**Exercise aim**
Can you update the listing below so that every "cell-pressure" becomes "cell-test-pressure", with nothing else changed?

**Layout dataset entries**

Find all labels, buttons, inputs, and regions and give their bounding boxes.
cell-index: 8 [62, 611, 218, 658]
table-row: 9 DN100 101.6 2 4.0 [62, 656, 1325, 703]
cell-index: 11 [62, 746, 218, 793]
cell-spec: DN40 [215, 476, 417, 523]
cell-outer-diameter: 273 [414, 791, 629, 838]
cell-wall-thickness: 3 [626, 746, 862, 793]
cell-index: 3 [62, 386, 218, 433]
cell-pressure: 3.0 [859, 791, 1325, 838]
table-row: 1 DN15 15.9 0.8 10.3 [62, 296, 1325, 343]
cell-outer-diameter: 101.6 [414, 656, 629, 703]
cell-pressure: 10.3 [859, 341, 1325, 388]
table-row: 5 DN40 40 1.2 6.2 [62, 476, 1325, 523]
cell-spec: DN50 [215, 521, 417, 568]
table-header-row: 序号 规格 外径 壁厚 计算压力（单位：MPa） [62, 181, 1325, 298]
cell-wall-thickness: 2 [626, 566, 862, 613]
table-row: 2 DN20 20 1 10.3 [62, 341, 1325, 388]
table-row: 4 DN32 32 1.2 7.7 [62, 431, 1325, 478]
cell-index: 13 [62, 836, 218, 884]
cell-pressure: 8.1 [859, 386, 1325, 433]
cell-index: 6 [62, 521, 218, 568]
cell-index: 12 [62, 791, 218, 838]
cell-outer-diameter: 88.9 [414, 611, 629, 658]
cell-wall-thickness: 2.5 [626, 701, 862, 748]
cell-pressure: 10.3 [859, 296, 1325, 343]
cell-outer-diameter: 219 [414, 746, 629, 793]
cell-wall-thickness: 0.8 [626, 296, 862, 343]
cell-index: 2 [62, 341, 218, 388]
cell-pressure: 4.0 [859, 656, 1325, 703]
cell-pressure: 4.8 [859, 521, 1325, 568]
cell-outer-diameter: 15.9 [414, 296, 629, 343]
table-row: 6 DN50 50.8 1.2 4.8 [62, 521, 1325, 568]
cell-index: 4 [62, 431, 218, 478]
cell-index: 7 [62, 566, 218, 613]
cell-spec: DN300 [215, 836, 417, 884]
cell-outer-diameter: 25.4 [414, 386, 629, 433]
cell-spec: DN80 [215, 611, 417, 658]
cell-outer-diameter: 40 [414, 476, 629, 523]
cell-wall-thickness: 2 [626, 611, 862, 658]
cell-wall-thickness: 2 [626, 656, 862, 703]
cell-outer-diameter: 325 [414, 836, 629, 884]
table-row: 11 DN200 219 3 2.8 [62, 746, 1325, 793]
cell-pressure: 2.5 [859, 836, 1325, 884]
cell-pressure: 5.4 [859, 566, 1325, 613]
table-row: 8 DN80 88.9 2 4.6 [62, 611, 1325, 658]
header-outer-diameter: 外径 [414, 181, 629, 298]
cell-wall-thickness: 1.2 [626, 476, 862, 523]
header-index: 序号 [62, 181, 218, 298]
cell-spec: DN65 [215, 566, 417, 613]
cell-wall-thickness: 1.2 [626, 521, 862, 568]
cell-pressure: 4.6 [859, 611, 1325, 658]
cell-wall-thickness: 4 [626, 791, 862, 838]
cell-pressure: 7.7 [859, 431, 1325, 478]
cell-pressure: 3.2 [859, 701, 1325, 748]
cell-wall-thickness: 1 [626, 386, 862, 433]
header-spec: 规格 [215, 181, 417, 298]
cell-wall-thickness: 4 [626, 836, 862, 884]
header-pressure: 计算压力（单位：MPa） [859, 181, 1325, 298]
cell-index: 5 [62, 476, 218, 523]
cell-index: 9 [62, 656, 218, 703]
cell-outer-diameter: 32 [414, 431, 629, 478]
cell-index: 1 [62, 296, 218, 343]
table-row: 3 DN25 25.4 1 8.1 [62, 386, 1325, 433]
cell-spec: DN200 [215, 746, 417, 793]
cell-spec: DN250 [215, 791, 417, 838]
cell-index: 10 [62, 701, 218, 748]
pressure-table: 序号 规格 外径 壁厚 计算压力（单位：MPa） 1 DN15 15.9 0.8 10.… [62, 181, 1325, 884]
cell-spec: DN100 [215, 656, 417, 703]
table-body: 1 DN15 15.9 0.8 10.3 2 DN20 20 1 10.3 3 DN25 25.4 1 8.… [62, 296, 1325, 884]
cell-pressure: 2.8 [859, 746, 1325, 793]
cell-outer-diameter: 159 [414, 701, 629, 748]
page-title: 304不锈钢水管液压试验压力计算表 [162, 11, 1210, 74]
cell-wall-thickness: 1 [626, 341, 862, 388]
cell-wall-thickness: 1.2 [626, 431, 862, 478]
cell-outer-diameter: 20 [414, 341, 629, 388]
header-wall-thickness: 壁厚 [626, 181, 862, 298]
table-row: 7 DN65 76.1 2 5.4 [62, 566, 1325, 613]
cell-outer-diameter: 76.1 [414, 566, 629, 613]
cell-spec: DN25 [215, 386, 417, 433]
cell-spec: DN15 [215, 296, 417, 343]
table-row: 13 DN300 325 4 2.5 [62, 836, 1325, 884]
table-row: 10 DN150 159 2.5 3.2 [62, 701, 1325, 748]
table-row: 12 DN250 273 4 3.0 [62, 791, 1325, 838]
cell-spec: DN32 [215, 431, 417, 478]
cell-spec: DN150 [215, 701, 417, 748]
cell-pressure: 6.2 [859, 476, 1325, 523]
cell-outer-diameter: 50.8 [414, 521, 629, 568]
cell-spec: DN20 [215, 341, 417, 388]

**The reply**
Find all labels, buttons, inputs, and regions and give their bounding boxes.
cell-index: 8 [62, 611, 218, 658]
table-row: 9 DN100 101.6 2 4.0 [62, 656, 1325, 703]
cell-index: 11 [62, 746, 218, 793]
cell-spec: DN40 [215, 476, 417, 523]
cell-outer-diameter: 273 [414, 791, 629, 838]
cell-wall-thickness: 3 [626, 746, 862, 793]
cell-index: 3 [62, 386, 218, 433]
cell-test-pressure: 3.0 [859, 791, 1325, 838]
table-row: 1 DN15 15.9 0.8 10.3 [62, 296, 1325, 343]
cell-outer-diameter: 101.6 [414, 656, 629, 703]
cell-test-pressure: 10.3 [859, 341, 1325, 388]
table-row: 5 DN40 40 1.2 6.2 [62, 476, 1325, 523]
cell-spec: DN50 [215, 521, 417, 568]
table-header-row: 序号 规格 外径 壁厚 计算压力（单位：MPa） [62, 181, 1325, 298]
cell-wall-thickness: 2 [626, 566, 862, 613]
table-row: 2 DN20 20 1 10.3 [62, 341, 1325, 388]
table-row: 4 DN32 32 1.2 7.7 [62, 431, 1325, 478]
cell-index: 13 [62, 836, 218, 884]
cell-test-pressure: 8.1 [859, 386, 1325, 433]
cell-index: 6 [62, 521, 218, 568]
cell-index: 12 [62, 791, 218, 838]
cell-outer-diameter: 88.9 [414, 611, 629, 658]
cell-wall-thickness: 2.5 [626, 701, 862, 748]
cell-test-pressure: 10.3 [859, 296, 1325, 343]
cell-outer-diameter: 219 [414, 746, 629, 793]
cell-wall-thickness: 0.8 [626, 296, 862, 343]
cell-index: 2 [62, 341, 218, 388]
cell-test-pressure: 4.0 [859, 656, 1325, 703]
cell-test-pressure: 4.8 [859, 521, 1325, 568]
cell-outer-diameter: 15.9 [414, 296, 629, 343]
table-row: 6 DN50 50.8 1.2 4.8 [62, 521, 1325, 568]
cell-index: 4 [62, 431, 218, 478]
cell-index: 7 [62, 566, 218, 613]
cell-spec: DN300 [215, 836, 417, 884]
cell-outer-diameter: 25.4 [414, 386, 629, 433]
cell-spec: DN80 [215, 611, 417, 658]
cell-outer-diameter: 40 [414, 476, 629, 523]
cell-wall-thickness: 2 [626, 611, 862, 658]
cell-wall-thickness: 2 [626, 656, 862, 703]
cell-outer-diameter: 325 [414, 836, 629, 884]
table-row: 11 DN200 219 3 2.8 [62, 746, 1325, 793]
cell-test-pressure: 2.5 [859, 836, 1325, 884]
cell-test-pressure: 5.4 [859, 566, 1325, 613]
table-row: 8 DN80 88.9 2 4.6 [62, 611, 1325, 658]
header-outer-diameter: 外径 [414, 181, 629, 298]
cell-wall-thickness: 1.2 [626, 476, 862, 523]
header-index: 序号 [62, 181, 218, 298]
cell-spec: DN65 [215, 566, 417, 613]
cell-wall-thickness: 1.2 [626, 521, 862, 568]
cell-test-pressure: 4.6 [859, 611, 1325, 658]
cell-wall-thickness: 4 [626, 791, 862, 838]
cell-test-pressure: 7.7 [859, 431, 1325, 478]
cell-test-pressure: 3.2 [859, 701, 1325, 748]
cell-wall-thickness: 1 [626, 386, 862, 433]
header-spec: 规格 [215, 181, 417, 298]
cell-wall-thickness: 4 [626, 836, 862, 884]
header-pressure: 计算压力（单位：MPa） [859, 181, 1325, 298]
cell-index: 5 [62, 476, 218, 523]
cell-index: 9 [62, 656, 218, 703]
cell-outer-diameter: 32 [414, 431, 629, 478]
cell-index: 1 [62, 296, 218, 343]
table-row: 3 DN25 25.4 1 8.1 [62, 386, 1325, 433]
cell-spec: DN200 [215, 746, 417, 793]
cell-spec: DN250 [215, 791, 417, 838]
cell-index: 10 [62, 701, 218, 748]
pressure-table: 序号 规格 外径 壁厚 计算压力（单位：MPa） 1 DN15 15.9 0.8 10.… [62, 181, 1325, 884]
cell-spec: DN100 [215, 656, 417, 703]
table-body: 1 DN15 15.9 0.8 10.3 2 DN20 20 1 10.3 3 DN25 25.4 1 8.… [62, 296, 1325, 884]
cell-test-pressure: 2.8 [859, 746, 1325, 793]
cell-outer-diameter: 159 [414, 701, 629, 748]
page-title: 304不锈钢水管液压试验压力计算表 [162, 11, 1210, 74]
cell-wall-thickness: 1 [626, 341, 862, 388]
cell-wall-thickness: 1.2 [626, 431, 862, 478]
cell-outer-diameter: 20 [414, 341, 629, 388]
header-wall-thickness: 壁厚 [626, 181, 862, 298]
table-row: 7 DN65 76.1 2 5.4 [62, 566, 1325, 613]
cell-outer-diameter: 76.1 [414, 566, 629, 613]
cell-spec: DN25 [215, 386, 417, 433]
cell-spec: DN15 [215, 296, 417, 343]
table-row: 13 DN300 325 4 2.5 [62, 836, 1325, 884]
table-row: 10 DN150 159 2.5 3.2 [62, 701, 1325, 748]
table-row: 12 DN250 273 4 3.0 [62, 791, 1325, 838]
cell-spec: DN32 [215, 431, 417, 478]
cell-spec: DN150 [215, 701, 417, 748]
cell-test-pressure: 6.2 [859, 476, 1325, 523]
cell-outer-diameter: 50.8 [414, 521, 629, 568]
cell-spec: DN20 [215, 341, 417, 388]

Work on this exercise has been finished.